**What you are asked to do**
Count every line of the material that holds the string "title". Respond with the total only.

**Given information**
▼▼▼
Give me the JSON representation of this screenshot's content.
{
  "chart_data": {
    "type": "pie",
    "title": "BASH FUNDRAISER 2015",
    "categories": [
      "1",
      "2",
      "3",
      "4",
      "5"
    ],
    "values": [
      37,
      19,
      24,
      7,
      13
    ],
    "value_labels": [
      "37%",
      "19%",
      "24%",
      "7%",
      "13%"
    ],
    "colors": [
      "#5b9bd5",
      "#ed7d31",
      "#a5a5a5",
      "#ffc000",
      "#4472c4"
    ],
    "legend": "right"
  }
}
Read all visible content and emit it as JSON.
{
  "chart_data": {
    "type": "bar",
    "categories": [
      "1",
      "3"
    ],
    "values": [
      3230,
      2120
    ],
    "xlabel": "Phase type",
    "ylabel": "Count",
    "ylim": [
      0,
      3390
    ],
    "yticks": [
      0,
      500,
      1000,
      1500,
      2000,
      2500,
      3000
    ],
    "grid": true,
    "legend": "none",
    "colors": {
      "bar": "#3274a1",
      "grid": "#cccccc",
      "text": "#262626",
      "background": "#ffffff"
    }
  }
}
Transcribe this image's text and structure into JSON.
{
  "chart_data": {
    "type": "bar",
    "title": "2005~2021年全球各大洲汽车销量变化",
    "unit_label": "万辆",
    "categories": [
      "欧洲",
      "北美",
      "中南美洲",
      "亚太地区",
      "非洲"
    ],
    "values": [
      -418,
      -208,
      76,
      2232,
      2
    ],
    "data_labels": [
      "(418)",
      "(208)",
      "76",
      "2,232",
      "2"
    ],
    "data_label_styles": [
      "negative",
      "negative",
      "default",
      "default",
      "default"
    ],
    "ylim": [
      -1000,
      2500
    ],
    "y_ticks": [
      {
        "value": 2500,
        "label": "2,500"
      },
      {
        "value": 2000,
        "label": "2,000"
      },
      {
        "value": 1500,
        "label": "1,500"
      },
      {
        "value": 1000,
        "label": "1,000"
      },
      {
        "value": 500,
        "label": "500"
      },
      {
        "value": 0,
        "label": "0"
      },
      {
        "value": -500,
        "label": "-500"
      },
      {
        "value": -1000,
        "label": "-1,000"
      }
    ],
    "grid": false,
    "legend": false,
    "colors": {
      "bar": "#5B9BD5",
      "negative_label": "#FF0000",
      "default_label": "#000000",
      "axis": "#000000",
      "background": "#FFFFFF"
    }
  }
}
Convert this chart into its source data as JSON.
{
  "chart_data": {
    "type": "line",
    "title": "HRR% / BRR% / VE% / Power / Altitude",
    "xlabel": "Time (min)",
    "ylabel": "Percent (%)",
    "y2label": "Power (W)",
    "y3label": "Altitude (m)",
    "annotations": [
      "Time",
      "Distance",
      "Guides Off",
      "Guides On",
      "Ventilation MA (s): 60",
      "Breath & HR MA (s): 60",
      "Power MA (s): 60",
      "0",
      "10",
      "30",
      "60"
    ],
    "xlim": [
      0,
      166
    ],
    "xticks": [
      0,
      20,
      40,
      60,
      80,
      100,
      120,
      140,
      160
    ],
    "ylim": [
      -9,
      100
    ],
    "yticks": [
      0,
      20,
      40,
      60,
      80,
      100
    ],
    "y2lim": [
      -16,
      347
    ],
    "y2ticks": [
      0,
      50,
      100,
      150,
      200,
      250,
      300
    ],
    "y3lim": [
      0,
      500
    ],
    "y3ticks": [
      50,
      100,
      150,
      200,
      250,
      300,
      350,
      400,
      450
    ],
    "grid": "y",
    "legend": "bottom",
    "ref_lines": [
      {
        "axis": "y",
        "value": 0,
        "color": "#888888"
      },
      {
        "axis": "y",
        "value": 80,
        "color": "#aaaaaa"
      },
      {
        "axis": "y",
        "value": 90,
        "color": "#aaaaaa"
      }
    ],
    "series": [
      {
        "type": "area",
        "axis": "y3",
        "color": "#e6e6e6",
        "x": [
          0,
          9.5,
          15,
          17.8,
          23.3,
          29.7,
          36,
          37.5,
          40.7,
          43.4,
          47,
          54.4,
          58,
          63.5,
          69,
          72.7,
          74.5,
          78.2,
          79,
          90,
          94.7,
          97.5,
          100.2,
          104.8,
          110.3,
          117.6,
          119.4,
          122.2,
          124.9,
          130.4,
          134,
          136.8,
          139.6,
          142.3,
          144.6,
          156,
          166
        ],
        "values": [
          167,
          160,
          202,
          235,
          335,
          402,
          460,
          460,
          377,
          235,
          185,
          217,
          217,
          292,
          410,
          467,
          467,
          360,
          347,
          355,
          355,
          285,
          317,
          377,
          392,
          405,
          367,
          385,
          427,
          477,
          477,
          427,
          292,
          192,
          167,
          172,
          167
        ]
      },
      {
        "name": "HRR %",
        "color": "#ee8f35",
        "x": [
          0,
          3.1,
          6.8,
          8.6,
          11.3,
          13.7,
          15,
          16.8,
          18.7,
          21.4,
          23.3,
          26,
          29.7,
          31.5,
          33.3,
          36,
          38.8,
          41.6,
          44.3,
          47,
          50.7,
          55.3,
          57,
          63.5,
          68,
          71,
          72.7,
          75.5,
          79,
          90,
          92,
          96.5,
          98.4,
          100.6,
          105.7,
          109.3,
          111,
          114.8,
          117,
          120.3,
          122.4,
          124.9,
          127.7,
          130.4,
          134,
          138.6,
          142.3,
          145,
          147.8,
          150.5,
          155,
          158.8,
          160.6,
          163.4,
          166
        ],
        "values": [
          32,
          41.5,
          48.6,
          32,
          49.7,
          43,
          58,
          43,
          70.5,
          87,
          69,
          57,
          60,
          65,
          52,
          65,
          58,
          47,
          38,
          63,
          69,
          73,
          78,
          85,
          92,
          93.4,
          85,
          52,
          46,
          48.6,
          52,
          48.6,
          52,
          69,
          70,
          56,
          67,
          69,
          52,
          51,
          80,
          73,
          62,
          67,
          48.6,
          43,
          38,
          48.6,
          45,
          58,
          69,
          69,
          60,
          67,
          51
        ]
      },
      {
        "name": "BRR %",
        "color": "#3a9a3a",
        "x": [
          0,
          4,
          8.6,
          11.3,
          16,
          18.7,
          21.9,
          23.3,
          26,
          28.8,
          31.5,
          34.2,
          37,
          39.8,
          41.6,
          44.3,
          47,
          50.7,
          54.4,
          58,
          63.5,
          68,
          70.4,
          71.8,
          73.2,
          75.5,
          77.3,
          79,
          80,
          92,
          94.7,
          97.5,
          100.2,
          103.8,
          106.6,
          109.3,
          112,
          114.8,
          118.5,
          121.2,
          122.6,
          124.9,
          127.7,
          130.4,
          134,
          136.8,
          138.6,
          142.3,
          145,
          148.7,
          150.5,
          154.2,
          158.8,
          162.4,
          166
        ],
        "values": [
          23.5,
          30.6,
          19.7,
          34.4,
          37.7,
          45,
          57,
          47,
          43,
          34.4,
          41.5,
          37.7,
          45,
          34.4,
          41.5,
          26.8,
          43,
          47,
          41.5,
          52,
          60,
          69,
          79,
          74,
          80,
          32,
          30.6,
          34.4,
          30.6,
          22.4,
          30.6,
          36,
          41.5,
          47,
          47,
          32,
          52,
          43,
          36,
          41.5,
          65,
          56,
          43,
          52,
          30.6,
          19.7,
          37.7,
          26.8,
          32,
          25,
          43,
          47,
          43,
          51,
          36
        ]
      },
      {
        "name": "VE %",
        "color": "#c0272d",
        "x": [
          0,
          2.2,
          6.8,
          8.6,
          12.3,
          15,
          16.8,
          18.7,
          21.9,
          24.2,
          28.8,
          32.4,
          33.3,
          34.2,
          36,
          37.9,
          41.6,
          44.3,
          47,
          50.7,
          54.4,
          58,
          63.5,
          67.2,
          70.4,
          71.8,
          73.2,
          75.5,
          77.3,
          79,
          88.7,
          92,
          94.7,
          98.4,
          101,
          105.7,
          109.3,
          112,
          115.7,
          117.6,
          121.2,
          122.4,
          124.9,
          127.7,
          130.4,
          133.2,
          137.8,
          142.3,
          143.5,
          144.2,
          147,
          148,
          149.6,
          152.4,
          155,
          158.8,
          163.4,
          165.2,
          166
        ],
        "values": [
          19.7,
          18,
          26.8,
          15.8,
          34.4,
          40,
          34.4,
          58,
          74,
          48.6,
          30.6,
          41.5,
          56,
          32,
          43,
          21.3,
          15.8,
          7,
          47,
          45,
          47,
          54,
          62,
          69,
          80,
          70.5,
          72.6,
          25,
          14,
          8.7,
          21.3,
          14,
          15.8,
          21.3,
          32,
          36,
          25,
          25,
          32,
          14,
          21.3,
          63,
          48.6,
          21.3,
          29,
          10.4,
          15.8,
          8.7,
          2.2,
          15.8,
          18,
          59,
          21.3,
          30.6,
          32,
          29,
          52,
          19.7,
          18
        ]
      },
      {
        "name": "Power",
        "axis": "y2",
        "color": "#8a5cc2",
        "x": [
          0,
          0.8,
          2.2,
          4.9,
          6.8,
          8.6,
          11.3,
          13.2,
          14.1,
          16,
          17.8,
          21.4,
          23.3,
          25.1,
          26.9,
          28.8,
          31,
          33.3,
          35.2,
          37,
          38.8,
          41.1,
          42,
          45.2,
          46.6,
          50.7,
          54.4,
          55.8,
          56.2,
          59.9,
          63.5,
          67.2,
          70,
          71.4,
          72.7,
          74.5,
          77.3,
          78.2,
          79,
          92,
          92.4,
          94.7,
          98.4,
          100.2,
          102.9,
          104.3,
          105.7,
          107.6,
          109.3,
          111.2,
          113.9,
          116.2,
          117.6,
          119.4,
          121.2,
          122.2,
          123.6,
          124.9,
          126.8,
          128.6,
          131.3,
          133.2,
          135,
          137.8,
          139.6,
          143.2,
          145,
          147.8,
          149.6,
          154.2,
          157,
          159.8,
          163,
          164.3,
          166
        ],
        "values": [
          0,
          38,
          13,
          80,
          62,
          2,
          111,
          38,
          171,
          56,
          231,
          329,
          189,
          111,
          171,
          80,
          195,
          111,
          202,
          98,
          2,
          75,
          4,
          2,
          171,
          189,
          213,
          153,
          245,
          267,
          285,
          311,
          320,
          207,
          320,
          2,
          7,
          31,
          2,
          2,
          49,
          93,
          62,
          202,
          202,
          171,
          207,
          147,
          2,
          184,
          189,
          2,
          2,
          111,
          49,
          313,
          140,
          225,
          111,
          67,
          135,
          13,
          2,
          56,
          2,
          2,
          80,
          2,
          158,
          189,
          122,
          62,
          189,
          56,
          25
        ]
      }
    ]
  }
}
▲▲▲
**Result for this exercise**
3